Locate every line in the records below that holds the word "中央资金" and return each one.

Extracted records:
--- START ---

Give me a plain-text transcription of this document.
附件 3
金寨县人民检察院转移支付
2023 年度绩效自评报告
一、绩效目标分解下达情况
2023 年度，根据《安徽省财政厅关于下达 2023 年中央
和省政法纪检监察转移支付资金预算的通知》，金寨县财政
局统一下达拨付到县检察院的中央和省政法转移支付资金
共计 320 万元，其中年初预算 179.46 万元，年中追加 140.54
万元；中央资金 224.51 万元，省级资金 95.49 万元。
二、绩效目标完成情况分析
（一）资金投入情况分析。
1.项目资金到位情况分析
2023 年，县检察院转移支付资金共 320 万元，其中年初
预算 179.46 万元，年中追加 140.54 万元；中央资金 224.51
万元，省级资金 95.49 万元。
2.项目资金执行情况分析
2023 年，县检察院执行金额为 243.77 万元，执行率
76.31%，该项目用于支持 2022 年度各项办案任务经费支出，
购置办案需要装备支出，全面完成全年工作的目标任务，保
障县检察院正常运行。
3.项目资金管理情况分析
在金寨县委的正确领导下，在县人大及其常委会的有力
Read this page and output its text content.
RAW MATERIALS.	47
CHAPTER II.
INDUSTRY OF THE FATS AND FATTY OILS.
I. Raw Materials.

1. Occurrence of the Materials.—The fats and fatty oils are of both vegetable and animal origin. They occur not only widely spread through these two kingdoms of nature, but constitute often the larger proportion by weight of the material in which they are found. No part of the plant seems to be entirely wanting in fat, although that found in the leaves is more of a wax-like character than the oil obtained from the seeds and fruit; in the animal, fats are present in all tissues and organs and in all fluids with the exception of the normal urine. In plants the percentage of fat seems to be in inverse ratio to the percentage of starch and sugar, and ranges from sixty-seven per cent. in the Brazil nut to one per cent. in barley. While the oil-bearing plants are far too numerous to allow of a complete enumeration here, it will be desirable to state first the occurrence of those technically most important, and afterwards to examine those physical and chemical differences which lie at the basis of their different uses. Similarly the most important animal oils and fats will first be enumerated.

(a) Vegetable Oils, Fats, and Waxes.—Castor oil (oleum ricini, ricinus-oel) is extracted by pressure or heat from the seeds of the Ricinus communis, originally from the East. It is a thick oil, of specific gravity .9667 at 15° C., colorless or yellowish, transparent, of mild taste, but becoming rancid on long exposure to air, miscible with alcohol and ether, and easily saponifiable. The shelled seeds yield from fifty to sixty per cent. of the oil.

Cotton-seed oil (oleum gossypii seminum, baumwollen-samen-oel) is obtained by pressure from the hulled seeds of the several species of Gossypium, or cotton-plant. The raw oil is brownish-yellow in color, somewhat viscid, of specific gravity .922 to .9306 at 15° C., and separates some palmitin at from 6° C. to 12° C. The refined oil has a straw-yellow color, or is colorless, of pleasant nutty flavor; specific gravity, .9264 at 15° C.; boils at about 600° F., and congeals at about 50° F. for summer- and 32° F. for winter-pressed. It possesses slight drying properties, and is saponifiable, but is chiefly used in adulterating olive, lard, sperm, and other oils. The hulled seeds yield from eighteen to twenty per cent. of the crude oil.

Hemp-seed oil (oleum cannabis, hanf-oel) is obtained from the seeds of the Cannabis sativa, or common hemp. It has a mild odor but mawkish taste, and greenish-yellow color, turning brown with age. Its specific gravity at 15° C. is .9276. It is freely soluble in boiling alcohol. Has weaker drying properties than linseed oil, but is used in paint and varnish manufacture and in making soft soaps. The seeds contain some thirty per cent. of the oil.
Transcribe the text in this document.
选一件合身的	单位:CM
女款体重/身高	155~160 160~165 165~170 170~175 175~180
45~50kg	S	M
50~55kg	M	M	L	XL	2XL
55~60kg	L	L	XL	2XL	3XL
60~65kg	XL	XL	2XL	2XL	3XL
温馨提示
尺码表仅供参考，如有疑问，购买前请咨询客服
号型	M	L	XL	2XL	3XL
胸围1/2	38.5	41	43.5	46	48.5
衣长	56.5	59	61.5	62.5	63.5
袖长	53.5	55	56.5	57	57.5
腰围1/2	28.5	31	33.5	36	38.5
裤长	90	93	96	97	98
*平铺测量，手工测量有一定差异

--- END ---

RIGHT ANSWER.
万元；中央资金 224.51 万元，省级资金 95.49 万元。
预算 179.46 万元，年中追加 140.54 万元；中央资金 224.51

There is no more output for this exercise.